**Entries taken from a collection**
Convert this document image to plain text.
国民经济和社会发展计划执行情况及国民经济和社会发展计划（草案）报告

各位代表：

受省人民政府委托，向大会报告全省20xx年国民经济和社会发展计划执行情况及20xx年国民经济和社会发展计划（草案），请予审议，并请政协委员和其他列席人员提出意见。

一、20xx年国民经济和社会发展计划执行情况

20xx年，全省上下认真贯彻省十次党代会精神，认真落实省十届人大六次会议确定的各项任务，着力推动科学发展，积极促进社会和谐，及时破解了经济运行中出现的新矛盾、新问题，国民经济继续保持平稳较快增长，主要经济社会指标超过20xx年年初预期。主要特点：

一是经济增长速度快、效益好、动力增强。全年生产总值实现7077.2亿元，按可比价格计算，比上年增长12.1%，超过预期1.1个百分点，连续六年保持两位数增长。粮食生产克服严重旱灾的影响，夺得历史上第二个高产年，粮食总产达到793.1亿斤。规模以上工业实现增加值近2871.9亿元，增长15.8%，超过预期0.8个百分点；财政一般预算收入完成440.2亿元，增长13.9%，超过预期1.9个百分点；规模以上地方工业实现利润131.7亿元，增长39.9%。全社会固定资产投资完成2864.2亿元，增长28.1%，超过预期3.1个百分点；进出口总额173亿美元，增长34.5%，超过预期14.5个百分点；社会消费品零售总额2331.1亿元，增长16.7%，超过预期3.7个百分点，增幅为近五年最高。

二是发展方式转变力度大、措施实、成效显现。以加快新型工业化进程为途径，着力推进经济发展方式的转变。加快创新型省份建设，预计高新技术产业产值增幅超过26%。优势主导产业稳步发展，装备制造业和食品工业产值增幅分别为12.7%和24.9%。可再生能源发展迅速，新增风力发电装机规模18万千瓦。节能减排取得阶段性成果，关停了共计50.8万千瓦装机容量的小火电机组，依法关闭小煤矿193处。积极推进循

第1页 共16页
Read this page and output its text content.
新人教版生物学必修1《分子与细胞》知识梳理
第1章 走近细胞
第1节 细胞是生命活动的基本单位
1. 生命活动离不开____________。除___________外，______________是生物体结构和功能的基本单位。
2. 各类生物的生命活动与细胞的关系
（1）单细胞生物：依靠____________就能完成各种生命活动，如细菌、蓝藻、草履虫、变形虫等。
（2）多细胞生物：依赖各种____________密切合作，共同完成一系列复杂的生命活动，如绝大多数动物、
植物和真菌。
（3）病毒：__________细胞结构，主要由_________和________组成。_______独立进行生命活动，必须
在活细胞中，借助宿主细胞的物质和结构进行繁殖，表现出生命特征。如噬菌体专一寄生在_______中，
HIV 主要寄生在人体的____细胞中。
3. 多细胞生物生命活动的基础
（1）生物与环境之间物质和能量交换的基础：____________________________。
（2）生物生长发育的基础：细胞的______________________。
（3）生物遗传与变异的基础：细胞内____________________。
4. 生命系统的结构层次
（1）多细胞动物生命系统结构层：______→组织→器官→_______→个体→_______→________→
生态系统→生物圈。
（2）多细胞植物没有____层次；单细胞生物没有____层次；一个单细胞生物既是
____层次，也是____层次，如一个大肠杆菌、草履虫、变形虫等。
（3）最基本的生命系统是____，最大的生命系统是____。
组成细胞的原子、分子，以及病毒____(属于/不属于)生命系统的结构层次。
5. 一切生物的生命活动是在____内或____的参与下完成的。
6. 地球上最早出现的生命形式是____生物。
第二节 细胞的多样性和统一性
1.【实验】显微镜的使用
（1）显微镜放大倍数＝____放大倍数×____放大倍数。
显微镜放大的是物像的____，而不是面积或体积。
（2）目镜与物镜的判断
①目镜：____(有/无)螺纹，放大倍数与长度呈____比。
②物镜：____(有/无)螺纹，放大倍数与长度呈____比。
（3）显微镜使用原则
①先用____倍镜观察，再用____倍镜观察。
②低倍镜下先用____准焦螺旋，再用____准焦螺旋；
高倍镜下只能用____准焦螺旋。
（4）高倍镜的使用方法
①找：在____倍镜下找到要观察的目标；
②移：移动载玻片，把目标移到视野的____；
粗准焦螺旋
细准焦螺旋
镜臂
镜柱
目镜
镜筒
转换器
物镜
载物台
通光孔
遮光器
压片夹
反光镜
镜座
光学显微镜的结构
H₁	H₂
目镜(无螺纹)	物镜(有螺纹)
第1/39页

--

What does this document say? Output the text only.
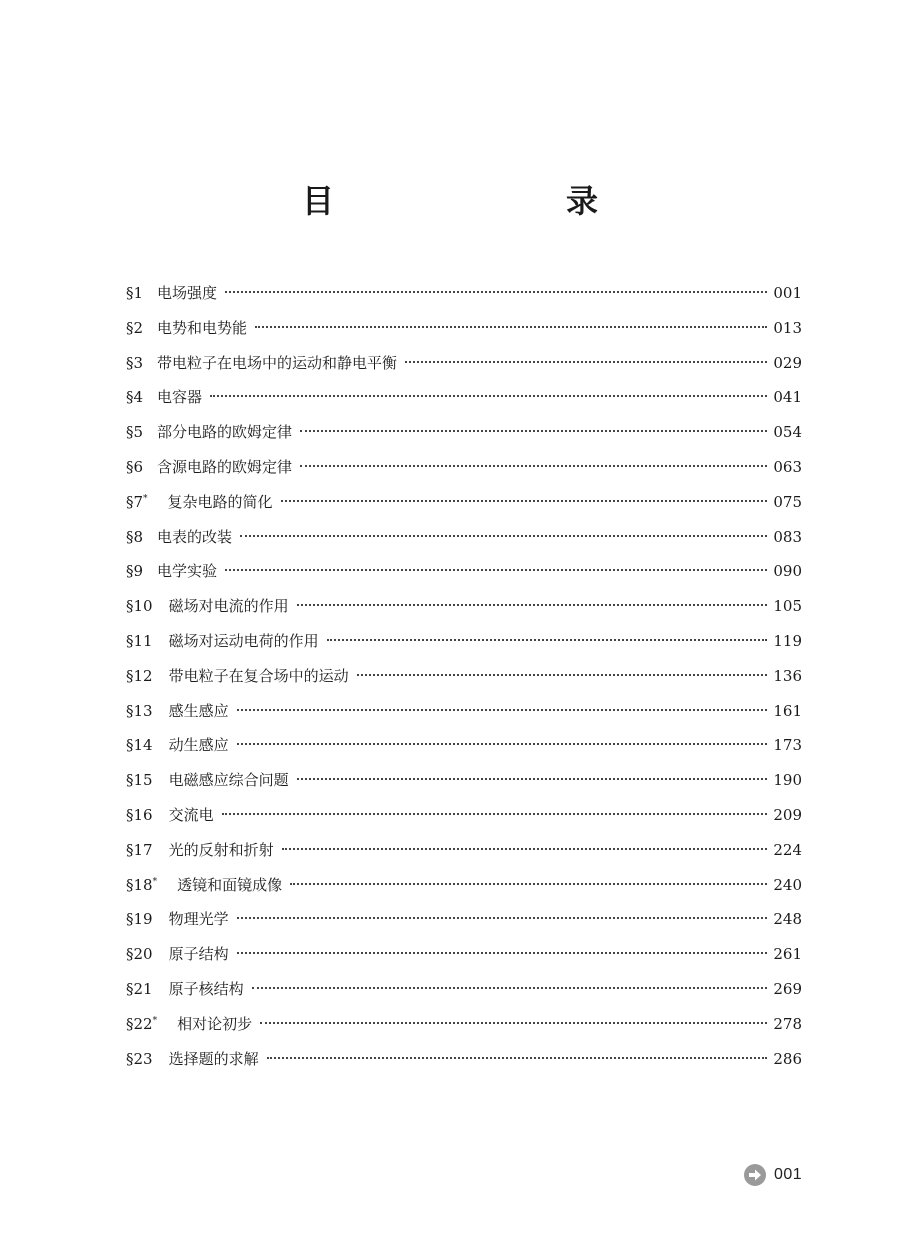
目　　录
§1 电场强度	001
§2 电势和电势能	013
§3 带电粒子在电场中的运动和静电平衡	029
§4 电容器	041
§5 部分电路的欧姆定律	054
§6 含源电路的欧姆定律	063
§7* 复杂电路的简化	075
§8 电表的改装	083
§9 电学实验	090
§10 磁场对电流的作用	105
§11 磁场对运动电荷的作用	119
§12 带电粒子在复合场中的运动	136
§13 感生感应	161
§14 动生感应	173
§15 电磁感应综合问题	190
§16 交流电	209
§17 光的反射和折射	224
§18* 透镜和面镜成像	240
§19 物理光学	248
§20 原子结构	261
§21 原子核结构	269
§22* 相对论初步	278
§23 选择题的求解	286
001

--

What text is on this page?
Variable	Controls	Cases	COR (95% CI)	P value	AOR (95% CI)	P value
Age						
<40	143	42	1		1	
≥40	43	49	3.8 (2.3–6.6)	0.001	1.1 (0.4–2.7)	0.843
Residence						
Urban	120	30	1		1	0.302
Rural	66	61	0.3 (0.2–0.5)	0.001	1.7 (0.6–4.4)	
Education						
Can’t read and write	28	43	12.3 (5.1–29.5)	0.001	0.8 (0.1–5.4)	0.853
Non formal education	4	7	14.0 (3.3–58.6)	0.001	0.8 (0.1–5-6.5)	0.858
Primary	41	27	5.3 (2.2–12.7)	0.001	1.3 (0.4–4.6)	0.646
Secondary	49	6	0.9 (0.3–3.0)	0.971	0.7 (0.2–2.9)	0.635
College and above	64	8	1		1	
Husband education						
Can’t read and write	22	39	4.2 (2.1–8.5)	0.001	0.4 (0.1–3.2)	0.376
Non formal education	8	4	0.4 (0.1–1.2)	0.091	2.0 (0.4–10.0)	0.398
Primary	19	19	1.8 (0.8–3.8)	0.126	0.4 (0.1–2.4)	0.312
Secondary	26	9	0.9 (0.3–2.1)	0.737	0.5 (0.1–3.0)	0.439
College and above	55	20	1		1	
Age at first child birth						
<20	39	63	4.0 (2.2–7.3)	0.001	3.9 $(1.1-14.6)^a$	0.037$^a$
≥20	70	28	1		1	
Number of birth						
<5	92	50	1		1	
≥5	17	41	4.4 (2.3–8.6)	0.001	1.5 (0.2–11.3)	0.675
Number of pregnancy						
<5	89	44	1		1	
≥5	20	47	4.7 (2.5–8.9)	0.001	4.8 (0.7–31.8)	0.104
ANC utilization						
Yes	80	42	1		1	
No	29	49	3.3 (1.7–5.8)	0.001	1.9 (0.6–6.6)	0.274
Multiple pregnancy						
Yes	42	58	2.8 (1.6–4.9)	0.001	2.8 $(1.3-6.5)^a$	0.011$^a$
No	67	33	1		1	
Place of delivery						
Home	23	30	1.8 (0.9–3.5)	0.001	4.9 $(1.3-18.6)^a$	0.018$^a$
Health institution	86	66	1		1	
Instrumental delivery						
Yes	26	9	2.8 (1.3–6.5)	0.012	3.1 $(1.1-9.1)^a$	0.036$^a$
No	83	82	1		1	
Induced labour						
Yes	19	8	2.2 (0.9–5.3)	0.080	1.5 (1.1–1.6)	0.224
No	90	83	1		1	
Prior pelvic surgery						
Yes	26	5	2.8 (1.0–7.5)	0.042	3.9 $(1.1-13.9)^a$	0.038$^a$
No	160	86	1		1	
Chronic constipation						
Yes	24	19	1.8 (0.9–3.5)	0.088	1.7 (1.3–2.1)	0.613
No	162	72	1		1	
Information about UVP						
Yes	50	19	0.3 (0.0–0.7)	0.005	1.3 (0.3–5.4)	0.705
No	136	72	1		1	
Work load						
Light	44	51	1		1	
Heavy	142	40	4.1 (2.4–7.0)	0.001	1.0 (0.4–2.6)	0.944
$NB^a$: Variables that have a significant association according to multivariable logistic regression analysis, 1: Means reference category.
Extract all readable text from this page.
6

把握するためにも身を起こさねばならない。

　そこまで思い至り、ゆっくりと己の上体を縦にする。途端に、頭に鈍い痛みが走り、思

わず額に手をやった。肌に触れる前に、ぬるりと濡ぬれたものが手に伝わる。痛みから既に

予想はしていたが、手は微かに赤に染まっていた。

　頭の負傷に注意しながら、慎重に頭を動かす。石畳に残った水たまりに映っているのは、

**GIVEN INSTRUCTION**
Gather up every line in the data above that contains the word "生命系统的结构层次", copying each one.

**SOLVED EXERCISE**
4. 生命系统的结构层次
组成细胞的原子、分子，以及病毒____(属于/不属于)生命系统的结构层次。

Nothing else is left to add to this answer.